What you will do :: Copy out all of the data below with no alterations.

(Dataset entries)
+++++
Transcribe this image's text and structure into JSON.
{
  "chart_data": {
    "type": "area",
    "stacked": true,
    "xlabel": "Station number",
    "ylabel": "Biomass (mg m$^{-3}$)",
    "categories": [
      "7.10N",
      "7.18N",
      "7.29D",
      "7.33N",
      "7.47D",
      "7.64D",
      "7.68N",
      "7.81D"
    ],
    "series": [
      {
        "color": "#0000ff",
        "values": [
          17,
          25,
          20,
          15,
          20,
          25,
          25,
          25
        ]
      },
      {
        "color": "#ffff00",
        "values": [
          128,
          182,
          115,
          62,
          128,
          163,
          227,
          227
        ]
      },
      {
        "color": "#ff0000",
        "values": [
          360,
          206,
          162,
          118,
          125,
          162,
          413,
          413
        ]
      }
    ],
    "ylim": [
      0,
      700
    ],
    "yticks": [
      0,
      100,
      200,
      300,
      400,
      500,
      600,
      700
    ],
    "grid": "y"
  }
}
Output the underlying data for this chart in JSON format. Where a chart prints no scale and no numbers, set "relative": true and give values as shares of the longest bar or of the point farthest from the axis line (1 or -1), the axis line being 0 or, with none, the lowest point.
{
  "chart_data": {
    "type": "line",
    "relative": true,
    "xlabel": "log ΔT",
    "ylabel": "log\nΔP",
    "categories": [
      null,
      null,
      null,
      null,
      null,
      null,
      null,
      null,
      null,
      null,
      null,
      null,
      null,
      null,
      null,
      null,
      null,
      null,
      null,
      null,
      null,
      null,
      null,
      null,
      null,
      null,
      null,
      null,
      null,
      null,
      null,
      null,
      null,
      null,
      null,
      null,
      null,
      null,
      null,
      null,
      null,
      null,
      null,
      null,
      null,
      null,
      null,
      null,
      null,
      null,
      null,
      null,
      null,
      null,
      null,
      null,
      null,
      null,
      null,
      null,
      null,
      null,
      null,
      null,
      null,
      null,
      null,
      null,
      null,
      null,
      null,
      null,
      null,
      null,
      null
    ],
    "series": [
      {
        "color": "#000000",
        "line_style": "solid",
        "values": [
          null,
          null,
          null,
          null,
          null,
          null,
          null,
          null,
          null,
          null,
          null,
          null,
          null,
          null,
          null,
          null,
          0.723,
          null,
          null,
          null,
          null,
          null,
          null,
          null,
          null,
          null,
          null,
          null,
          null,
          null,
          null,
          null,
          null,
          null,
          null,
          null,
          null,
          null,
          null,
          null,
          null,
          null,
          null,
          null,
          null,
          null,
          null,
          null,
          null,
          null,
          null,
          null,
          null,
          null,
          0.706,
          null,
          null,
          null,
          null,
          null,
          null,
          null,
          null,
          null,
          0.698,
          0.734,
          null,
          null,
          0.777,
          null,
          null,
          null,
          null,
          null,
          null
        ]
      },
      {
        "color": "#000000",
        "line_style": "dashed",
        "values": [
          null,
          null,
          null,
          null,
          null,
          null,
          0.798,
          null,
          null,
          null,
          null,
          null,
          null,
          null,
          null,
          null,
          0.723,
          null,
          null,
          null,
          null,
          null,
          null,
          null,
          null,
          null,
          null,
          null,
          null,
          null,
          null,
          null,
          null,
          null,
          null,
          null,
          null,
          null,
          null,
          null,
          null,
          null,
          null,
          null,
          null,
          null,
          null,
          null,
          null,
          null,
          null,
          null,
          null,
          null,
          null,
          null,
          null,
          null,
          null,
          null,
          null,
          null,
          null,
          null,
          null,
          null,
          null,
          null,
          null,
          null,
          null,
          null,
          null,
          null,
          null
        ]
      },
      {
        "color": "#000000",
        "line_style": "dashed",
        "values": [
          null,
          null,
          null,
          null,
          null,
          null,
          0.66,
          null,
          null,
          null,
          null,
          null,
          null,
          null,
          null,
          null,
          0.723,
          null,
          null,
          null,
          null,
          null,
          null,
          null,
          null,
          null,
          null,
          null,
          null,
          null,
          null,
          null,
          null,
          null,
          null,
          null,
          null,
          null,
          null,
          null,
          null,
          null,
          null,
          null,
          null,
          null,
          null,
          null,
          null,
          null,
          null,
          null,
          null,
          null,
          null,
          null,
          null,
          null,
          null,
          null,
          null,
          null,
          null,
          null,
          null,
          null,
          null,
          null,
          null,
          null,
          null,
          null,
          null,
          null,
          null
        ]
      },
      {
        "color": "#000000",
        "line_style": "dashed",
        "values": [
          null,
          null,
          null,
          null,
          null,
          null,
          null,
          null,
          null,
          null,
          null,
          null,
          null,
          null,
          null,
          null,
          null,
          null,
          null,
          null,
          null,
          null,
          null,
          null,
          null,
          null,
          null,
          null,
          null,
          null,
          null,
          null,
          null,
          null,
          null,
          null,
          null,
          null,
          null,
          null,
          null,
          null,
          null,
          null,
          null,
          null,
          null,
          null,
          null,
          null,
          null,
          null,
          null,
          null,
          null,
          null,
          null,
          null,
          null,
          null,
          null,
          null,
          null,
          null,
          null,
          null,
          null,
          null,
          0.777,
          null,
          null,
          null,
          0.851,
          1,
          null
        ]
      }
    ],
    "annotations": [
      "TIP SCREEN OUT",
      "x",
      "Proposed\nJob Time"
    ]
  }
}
+++++
The reply ::
Transcribe this image's text and structure into JSON.
{
  "chart_data": {
    "type": "area",
    "stacked": true,
    "xlabel": "Station number",
    "ylabel": "Biomass (mg m$^{-3}$)",
    "categories": [
      "7.10N",
      "7.18N",
      "7.29D",
      "7.33N",
      "7.47D",
      "7.64D",
      "7.68N",
      "7.81D"
    ],
    "series": [
      {
        "color": "#0000ff",
        "values": [
          17,
          25,
          20,
          15,
          20,
          25,
          25,
          25
        ]
      },
      {
        "color": "#ffff00",
        "values": [
          128,
          182,
          115,
          62,
          128,
          163,
          227,
          227
        ]
      },
      {
        "color": "#ff0000",
        "values": [
          360,
          206,
          162,
          118,
          125,
          162,
          413,
          413
        ]
      }
    ],
    "ylim": [
      0,
      700
    ],
    "yticks": [
      0,
      100,
      200,
      300,
      400,
      500,
      600,
      700
    ],
    "grid": "y"
  }
}
Output the underlying data for this chart in JSON format. Where a chart prints no scale and no numbers, set "relative": true and give values as shares of the longest bar or of the point farthest from the axis line (1 or -1), the axis line being 0 or, with none, the lowest point.
{
  "chart_data": {
    "type": "line",
    "relative": true,
    "xlabel": "log ΔT",
    "ylabel": "log\nΔP",
    "categories": [
      null,
      null,
      null,
      null,
      null,
      null,
      null,
      null,
      null,
      null,
      null,
      null,
      null,
      null,
      null,
      null,
      null,
      null,
      null,
      null,
      null,
      null,
      null,
      null,
      null,
      null,
      null,
      null,
      null,
      null,
      null,
      null,
      null,
      null,
      null,
      null,
      null,
      null,
      null,
      null,
      null,
      null,
      null,
      null,
      null,
      null,
      null,
      null,
      null,
      null,
      null,
      null,
      null,
      null,
      null,
      null,
      null,
      null,
      null,
      null,
      null,
      null,
      null,
      null,
      null,
      null,
      null,
      null,
      null,
      null,
      null,
      null,
      null,
      null,
      null
    ],
    "series": [
      {
        "color": "#000000",
        "line_style": "solid",
        "values": [
          null,
          null,
          null,
          null,
          null,
          null,
          null,
          null,
          null,
          null,
          null,
          null,
          null,
          null,
          null,
          null,
          0.723,
          null,
          null,
          null,
          null,
          null,
          null,
          null,
          null,
          null,
          null,
          null,
          null,
          null,
          null,
          null,
          null,
          null,
          null,
          null,
          null,
          null,
          null,
          null,
          null,
          null,
          null,
          null,
          null,
          null,
          null,
          null,
          null,
          null,
          null,
          null,
          null,
          null,
          0.706,
          null,
          null,
          null,
          null,
          null,
          null,
          null,
          null,
          null,
          0.698,
          0.734,
          null,
          null,
          0.777,
          null,
          null,
          null,
          null,
          null,
          null
        ]
      },
      {
        "color": "#000000",
        "line_style": "dashed",
        "values": [
          null,
          null,
          null,
          null,
          null,
          null,
          0.798,
          null,
          null,
          null,
          null,
          null,
          null,
          null,
          null,
          null,
          0.723,
          null,
          null,
          null,
          null,
          null,
          null,
          null,
          null,
          null,
          null,
          null,
          null,
          null,
          null,
          null,
          null,
          null,
          null,
          null,
          null,
          null,
          null,
          null,
          null,
          null,
          null,
          null,
          null,
          null,
          null,
          null,
          null,
          null,
          null,
          null,
          null,
          null,
          null,
          null,
          null,
          null,
          null,
          null,
          null,
          null,
          null,
          null,
          null,
          null,
          null,
          null,
          null,
          null,
          null,
          null,
          null,
          null,
          null
        ]
      },
      {
        "color": "#000000",
        "line_style": "dashed",
        "values": [
          null,
          null,
          null,
          null,
          null,
          null,
          0.66,
          null,
          null,
          null,
          null,
          null,
          null,
          null,
          null,
          null,
          0.723,
          null,
          null,
          null,
          null,
          null,
          null,
          null,
          null,
          null,
          null,
          null,
          null,
          null,
          null,
          null,
          null,
          null,
          null,
          null,
          null,
          null,
          null,
          null,
          null,
          null,
          null,
          null,
          null,
          null,
          null,
          null,
          null,
          null,
          null,
          null,
          null,
          null,
          null,
          null,
          null,
          null,
          null,
          null,
          null,
          null,
          null,
          null,
          null,
          null,
          null,
          null,
          null,
          null,
          null,
          null,
          null,
          null,
          null
        ]
      },
      {
        "color": "#000000",
        "line_style": "dashed",
        "values": [
          null,
          null,
          null,
          null,
          null,
          null,
          null,
          null,
          null,
          null,
          null,
          null,
          null,
          null,
          null,
          null,
          null,
          null,
          null,
          null,
          null,
          null,
          null,
          null,
          null,
          null,
          null,
          null,
          null,
          null,
          null,
          null,
          null,
          null,
          null,
          null,
          null,
          null,
          null,
          null,
          null,
          null,
          null,
          null,
          null,
          null,
          null,
          null,
          null,
          null,
          null,
          null,
          null,
          null,
          null,
          null,
          null,
          null,
          null,
          null,
          null,
          null,
          null,
          null,
          null,
          null,
          null,
          null,
          0.777,
          null,
          null,
          null,
          0.851,
          1,
          null
        ]
      }
    ],
    "annotations": [
      "TIP SCREEN OUT",
      "x",
      "Proposed\nJob Time"
    ]
  }
}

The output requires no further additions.